Collected data entries:
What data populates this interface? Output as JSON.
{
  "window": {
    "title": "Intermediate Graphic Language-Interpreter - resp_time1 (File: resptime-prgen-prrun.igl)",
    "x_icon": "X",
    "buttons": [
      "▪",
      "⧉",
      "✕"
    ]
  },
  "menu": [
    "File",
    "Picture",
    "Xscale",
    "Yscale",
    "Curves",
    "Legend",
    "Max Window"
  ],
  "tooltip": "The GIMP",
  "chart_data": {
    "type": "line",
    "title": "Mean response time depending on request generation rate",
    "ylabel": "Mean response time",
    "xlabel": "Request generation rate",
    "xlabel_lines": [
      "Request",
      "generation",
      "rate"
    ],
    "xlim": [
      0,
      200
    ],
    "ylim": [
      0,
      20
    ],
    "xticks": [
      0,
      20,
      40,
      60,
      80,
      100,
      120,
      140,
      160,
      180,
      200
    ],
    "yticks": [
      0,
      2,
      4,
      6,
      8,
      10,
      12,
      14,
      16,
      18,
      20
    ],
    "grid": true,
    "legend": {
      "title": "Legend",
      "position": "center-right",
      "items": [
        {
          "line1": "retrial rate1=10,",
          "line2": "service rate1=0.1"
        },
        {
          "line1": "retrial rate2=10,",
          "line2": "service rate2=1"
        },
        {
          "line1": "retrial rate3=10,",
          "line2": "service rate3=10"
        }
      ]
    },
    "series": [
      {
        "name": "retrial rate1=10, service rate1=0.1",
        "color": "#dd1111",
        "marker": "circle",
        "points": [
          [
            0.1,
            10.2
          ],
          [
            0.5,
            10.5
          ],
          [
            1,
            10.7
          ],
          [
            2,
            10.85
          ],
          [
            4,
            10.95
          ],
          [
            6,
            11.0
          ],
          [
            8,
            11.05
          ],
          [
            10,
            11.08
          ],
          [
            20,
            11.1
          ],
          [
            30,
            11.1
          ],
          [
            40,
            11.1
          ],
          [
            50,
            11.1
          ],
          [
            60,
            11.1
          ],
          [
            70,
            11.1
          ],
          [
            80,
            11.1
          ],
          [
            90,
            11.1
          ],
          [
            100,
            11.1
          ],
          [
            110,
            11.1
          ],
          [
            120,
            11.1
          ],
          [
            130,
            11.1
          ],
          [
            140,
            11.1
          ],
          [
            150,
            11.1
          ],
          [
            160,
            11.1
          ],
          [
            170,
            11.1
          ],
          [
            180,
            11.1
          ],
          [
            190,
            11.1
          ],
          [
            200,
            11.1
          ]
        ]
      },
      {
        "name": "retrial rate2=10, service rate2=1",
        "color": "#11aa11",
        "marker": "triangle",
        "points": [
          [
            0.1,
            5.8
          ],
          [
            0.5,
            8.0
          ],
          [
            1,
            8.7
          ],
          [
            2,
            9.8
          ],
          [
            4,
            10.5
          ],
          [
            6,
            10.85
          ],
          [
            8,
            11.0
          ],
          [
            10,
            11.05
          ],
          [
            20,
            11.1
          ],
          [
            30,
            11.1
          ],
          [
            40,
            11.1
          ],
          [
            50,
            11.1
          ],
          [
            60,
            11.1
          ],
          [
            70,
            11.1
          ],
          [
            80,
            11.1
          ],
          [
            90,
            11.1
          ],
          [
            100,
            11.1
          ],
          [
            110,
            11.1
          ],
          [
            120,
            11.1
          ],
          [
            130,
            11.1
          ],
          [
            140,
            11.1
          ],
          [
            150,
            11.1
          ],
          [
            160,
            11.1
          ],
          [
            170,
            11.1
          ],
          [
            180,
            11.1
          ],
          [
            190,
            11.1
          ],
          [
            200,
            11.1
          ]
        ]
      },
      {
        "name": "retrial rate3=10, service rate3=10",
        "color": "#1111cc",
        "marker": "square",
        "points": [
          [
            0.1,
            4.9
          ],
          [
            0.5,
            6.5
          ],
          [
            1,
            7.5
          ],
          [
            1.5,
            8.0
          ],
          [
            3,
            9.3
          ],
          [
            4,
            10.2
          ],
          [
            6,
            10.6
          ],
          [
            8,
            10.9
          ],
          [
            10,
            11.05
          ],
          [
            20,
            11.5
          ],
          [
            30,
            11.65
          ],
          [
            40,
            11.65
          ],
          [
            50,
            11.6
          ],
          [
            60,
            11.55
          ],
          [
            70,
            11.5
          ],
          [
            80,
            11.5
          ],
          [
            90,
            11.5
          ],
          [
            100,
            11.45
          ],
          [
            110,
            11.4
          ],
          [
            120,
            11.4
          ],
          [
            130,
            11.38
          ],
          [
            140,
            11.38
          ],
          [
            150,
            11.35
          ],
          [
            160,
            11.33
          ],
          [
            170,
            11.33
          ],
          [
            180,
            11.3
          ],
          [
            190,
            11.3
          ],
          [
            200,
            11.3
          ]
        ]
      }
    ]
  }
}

_TASK DETAILS_
Write out all the records above again, exactly as they stand.

_THE REPLY_
What data populates this interface? Output as JSON.
{
  "window": {
    "title": "Intermediate Graphic Language-Interpreter - resp_time1 (File: resptime-prgen-prrun.igl)",
    "x_icon": "X",
    "buttons": [
      "▪",
      "⧉",
      "✕"
    ]
  },
  "menu": [
    "File",
    "Picture",
    "Xscale",
    "Yscale",
    "Curves",
    "Legend",
    "Max Window"
  ],
  "tooltip": "The GIMP",
  "chart_data": {
    "type": "line",
    "title": "Mean response time depending on request generation rate",
    "ylabel": "Mean response time",
    "xlabel": "Request generation rate",
    "xlabel_lines": [
      "Request",
      "generation",
      "rate"
    ],
    "xlim": [
      0,
      200
    ],
    "ylim": [
      0,
      20
    ],
    "xticks": [
      0,
      20,
      40,
      60,
      80,
      100,
      120,
      140,
      160,
      180,
      200
    ],
    "yticks": [
      0,
      2,
      4,
      6,
      8,
      10,
      12,
      14,
      16,
      18,
      20
    ],
    "grid": true,
    "legend": {
      "title": "Legend",
      "position": "center-right",
      "items": [
        {
          "line1": "retrial rate1=10,",
          "line2": "service rate1=0.1"
        },
        {
          "line1": "retrial rate2=10,",
          "line2": "service rate2=1"
        },
        {
          "line1": "retrial rate3=10,",
          "line2": "service rate3=10"
        }
      ]
    },
    "series": [
      {
        "name": "retrial rate1=10, service rate1=0.1",
        "color": "#dd1111",
        "marker": "circle",
        "points": [
          [
            0.1,
            10.2
          ],
          [
            0.5,
            10.5
          ],
          [
            1,
            10.7
          ],
          [
            2,
            10.85
          ],
          [
            4,
            10.95
          ],
          [
            6,
            11.0
          ],
          [
            8,
            11.05
          ],
          [
            10,
            11.08
          ],
          [
            20,
            11.1
          ],
          [
            30,
            11.1
          ],
          [
            40,
            11.1
          ],
          [
            50,
            11.1
          ],
          [
            60,
            11.1
          ],
          [
            70,
            11.1
          ],
          [
            80,
            11.1
          ],
          [
            90,
            11.1
          ],
          [
            100,
            11.1
          ],
          [
            110,
            11.1
          ],
          [
            120,
            11.1
          ],
          [
            130,
            11.1
          ],
          [
            140,
            11.1
          ],
          [
            150,
            11.1
          ],
          [
            160,
            11.1
          ],
          [
            170,
            11.1
          ],
          [
            180,
            11.1
          ],
          [
            190,
            11.1
          ],
          [
            200,
            11.1
          ]
        ]
      },
      {
        "name": "retrial rate2=10, service rate2=1",
        "color": "#11aa11",
        "marker": "triangle",
        "points": [
          [
            0.1,
            5.8
          ],
          [
            0.5,
            8.0
          ],
          [
            1,
            8.7
          ],
          [
            2,
            9.8
          ],
          [
            4,
            10.5
          ],
          [
            6,
            10.85
          ],
          [
            8,
            11.0
          ],
          [
            10,
            11.05
          ],
          [
            20,
            11.1
          ],
          [
            30,
            11.1
          ],
          [
            40,
            11.1
          ],
          [
            50,
            11.1
          ],
          [
            60,
            11.1
          ],
          [
            70,
            11.1
          ],
          [
            80,
            11.1
          ],
          [
            90,
            11.1
          ],
          [
            100,
            11.1
          ],
          [
            110,
            11.1
          ],
          [
            120,
            11.1
          ],
          [
            130,
            11.1
          ],
          [
            140,
            11.1
          ],
          [
            150,
            11.1
          ],
          [
            160,
            11.1
          ],
          [
            170,
            11.1
          ],
          [
            180,
            11.1
          ],
          [
            190,
            11.1
          ],
          [
            200,
            11.1
          ]
        ]
      },
      {
        "name": "retrial rate3=10, service rate3=10",
        "color": "#1111cc",
        "marker": "square",
        "points": [
          [
            0.1,
            4.9
          ],
          [
            0.5,
            6.5
          ],
          [
            1,
            7.5
          ],
          [
            1.5,
            8.0
          ],
          [
            3,
            9.3
          ],
          [
            4,
            10.2
          ],
          [
            6,
            10.6
          ],
          [
            8,
            10.9
          ],
          [
            10,
            11.05
          ],
          [
            20,
            11.5
          ],
          [
            30,
            11.65
          ],
          [
            40,
            11.65
          ],
          [
            50,
            11.6
          ],
          [
            60,
            11.55
          ],
          [
            70,
            11.5
          ],
          [
            80,
            11.5
          ],
          [
            90,
            11.5
          ],
          [
            100,
            11.45
          ],
          [
            110,
            11.4
          ],
          [
            120,
            11.4
          ],
          [
            130,
            11.38
          ],
          [
            140,
            11.38
          ],
          [
            150,
            11.35
          ],
          [
            160,
            11.33
          ],
          [
            170,
            11.33
          ],
          [
            180,
            11.3
          ],
          [
            190,
            11.3
          ],
          [
            200,
            11.3
          ]
        ]
      }
    ]
  }
}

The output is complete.